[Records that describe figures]

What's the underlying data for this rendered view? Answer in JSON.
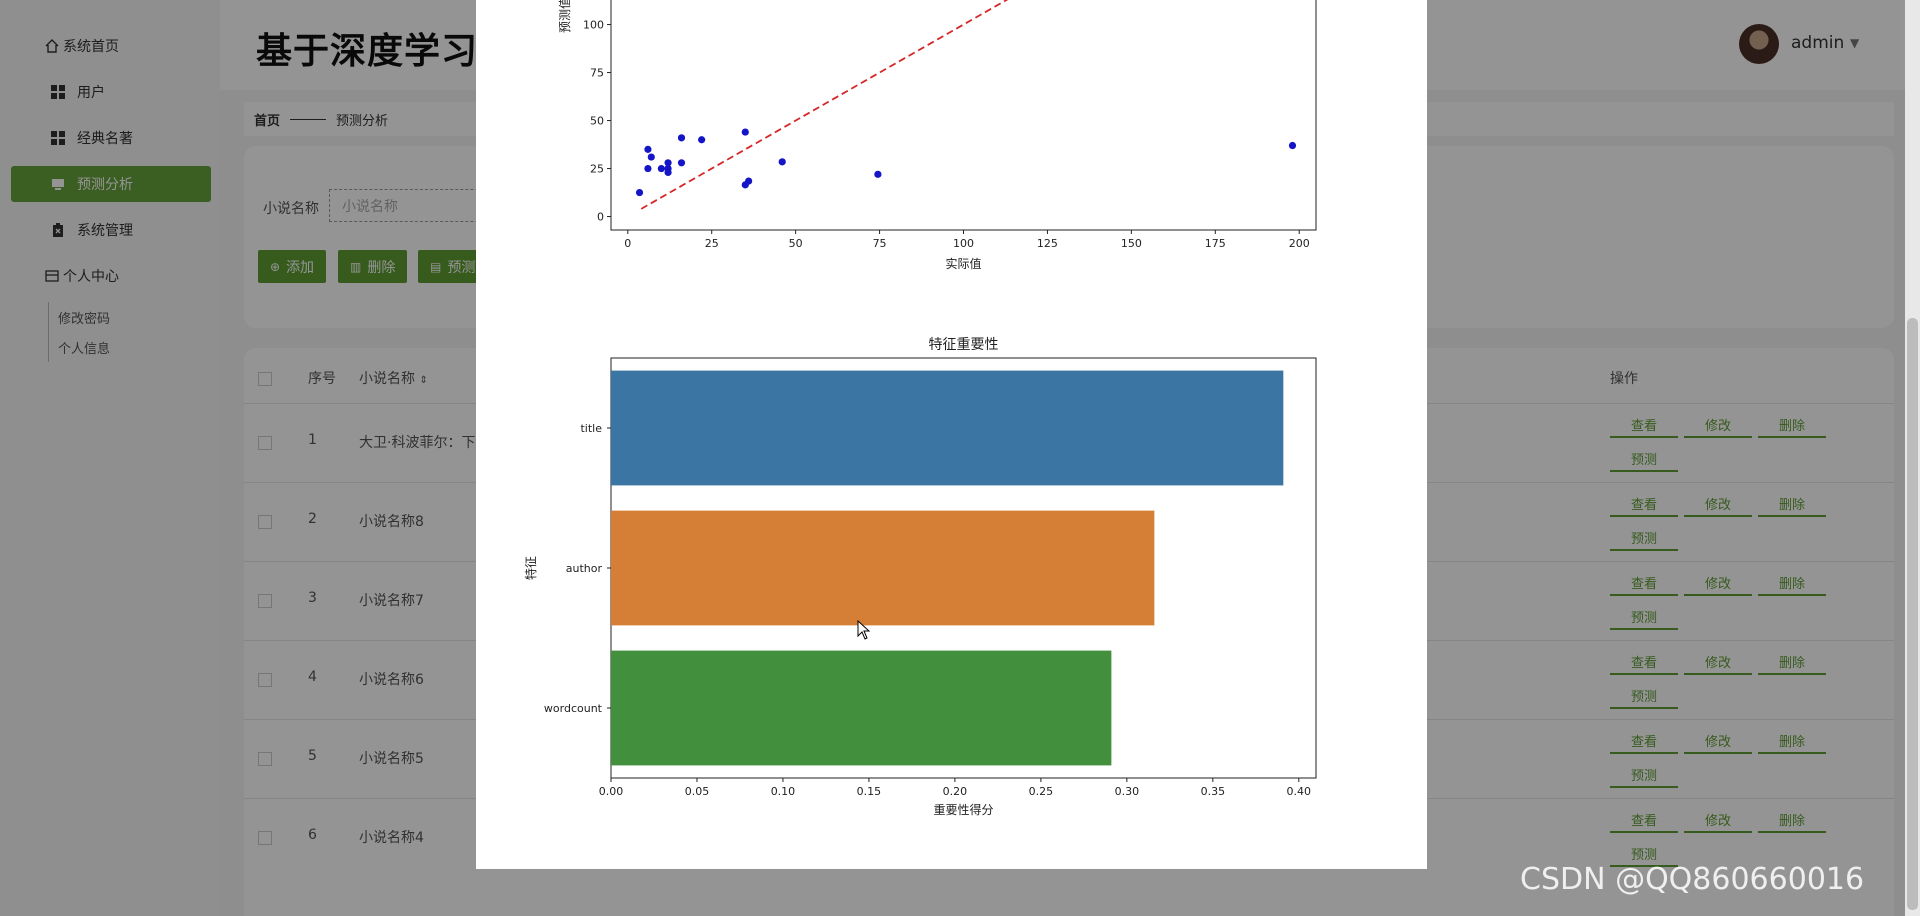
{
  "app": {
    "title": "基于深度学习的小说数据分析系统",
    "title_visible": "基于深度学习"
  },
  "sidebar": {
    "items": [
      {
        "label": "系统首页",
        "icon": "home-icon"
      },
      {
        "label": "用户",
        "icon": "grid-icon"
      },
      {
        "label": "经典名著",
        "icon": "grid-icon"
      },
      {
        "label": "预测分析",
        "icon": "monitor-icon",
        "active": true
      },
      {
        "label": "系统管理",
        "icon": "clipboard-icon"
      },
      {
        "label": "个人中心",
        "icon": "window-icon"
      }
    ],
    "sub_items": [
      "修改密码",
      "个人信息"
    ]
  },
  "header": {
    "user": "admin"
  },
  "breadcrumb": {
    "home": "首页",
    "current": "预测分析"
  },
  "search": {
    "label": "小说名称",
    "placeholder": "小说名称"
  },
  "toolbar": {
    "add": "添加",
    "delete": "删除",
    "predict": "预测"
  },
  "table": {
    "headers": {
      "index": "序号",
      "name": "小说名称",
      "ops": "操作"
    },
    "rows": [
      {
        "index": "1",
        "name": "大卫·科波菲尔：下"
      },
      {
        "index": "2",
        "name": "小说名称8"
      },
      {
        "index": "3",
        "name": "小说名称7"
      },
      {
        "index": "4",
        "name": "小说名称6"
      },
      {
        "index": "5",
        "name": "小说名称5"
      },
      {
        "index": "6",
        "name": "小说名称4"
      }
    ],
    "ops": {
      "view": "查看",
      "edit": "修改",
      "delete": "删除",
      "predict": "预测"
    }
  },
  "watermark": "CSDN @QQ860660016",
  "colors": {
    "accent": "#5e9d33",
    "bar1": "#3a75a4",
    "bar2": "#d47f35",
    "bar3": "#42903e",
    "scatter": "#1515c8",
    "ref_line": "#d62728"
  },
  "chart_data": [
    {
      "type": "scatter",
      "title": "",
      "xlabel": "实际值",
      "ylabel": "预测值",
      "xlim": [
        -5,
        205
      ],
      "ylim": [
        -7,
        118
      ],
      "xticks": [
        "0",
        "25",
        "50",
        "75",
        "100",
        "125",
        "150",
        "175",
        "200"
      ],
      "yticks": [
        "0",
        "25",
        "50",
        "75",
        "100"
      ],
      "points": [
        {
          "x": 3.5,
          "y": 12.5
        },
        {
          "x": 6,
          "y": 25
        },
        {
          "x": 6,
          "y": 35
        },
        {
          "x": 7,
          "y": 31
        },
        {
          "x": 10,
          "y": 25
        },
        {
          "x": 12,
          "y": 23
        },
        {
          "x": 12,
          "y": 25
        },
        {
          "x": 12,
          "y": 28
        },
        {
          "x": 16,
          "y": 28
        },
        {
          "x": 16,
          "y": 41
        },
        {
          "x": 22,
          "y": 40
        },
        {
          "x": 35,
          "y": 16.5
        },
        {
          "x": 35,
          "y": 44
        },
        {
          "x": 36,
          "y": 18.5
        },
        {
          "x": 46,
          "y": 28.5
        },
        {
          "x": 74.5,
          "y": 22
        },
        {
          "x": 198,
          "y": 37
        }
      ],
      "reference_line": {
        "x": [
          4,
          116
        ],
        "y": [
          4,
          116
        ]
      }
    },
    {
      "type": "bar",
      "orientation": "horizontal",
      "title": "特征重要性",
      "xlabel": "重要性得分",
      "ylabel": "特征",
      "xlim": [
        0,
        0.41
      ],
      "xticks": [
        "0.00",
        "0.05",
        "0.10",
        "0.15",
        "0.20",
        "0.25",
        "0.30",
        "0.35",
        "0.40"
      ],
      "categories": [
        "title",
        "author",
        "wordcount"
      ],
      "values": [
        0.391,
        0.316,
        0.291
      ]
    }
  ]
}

* Task directions
Quote the records above exactly, leaving out any pictures.

* Exercise solution
What's the underlying data for this rendered view? Answer in JSON.
{
  "app": {
    "title": "基于深度学习的小说数据分析系统",
    "title_visible": "基于深度学习"
  },
  "sidebar": {
    "items": [
      {
        "label": "系统首页",
        "icon": "home-icon"
      },
      {
        "label": "用户",
        "icon": "grid-icon"
      },
      {
        "label": "经典名著",
        "icon": "grid-icon"
      },
      {
        "label": "预测分析",
        "icon": "monitor-icon",
        "active": true
      },
      {
        "label": "系统管理",
        "icon": "clipboard-icon"
      },
      {
        "label": "个人中心",
        "icon": "window-icon"
      }
    ],
    "sub_items": [
      "修改密码",
      "个人信息"
    ]
  },
  "header": {
    "user": "admin"
  },
  "breadcrumb": {
    "home": "首页",
    "current": "预测分析"
  },
  "search": {
    "label": "小说名称",
    "placeholder": "小说名称"
  },
  "toolbar": {
    "add": "添加",
    "delete": "删除",
    "predict": "预测"
  },
  "table": {
    "headers": {
      "index": "序号",
      "name": "小说名称",
      "ops": "操作"
    },
    "rows": [
      {
        "index": "1",
        "name": "大卫·科波菲尔：下"
      },
      {
        "index": "2",
        "name": "小说名称8"
      },
      {
        "index": "3",
        "name": "小说名称7"
      },
      {
        "index": "4",
        "name": "小说名称6"
      },
      {
        "index": "5",
        "name": "小说名称5"
      },
      {
        "index": "6",
        "name": "小说名称4"
      }
    ],
    "ops": {
      "view": "查看",
      "edit": "修改",
      "delete": "删除",
      "predict": "预测"
    }
  },
  "watermark": "CSDN @QQ860660016",
  "colors": {
    "accent": "#5e9d33",
    "bar1": "#3a75a4",
    "bar2": "#d47f35",
    "bar3": "#42903e",
    "scatter": "#1515c8",
    "ref_line": "#d62728"
  },
  "chart_data": [
    {
      "type": "scatter",
      "title": "",
      "xlabel": "实际值",
      "ylabel": "预测值",
      "xlim": [
        -5,
        205
      ],
      "ylim": [
        -7,
        118
      ],
      "xticks": [
        "0",
        "25",
        "50",
        "75",
        "100",
        "125",
        "150",
        "175",
        "200"
      ],
      "yticks": [
        "0",
        "25",
        "50",
        "75",
        "100"
      ],
      "points": [
        {
          "x": 3.5,
          "y": 12.5
        },
        {
          "x": 6,
          "y": 25
        },
        {
          "x": 6,
          "y": 35
        },
        {
          "x": 7,
          "y": 31
        },
        {
          "x": 10,
          "y": 25
        },
        {
          "x": 12,
          "y": 23
        },
        {
          "x": 12,
          "y": 25
        },
        {
          "x": 12,
          "y": 28
        },
        {
          "x": 16,
          "y": 28
        },
        {
          "x": 16,
          "y": 41
        },
        {
          "x": 22,
          "y": 40
        },
        {
          "x": 35,
          "y": 16.5
        },
        {
          "x": 35,
          "y": 44
        },
        {
          "x": 36,
          "y": 18.5
        },
        {
          "x": 46,
          "y": 28.5
        },
        {
          "x": 74.5,
          "y": 22
        },
        {
          "x": 198,
          "y": 37
        }
      ],
      "reference_line": {
        "x": [
          4,
          116
        ],
        "y": [
          4,
          116
        ]
      }
    },
    {
      "type": "bar",
      "orientation": "horizontal",
      "title": "特征重要性",
      "xlabel": "重要性得分",
      "ylabel": "特征",
      "xlim": [
        0,
        0.41
      ],
      "xticks": [
        "0.00",
        "0.05",
        "0.10",
        "0.15",
        "0.20",
        "0.25",
        "0.30",
        "0.35",
        "0.40"
      ],
      "categories": [
        "title",
        "author",
        "wordcount"
      ],
      "values": [
        0.391,
        0.316,
        0.291
      ]
    }
  ]
}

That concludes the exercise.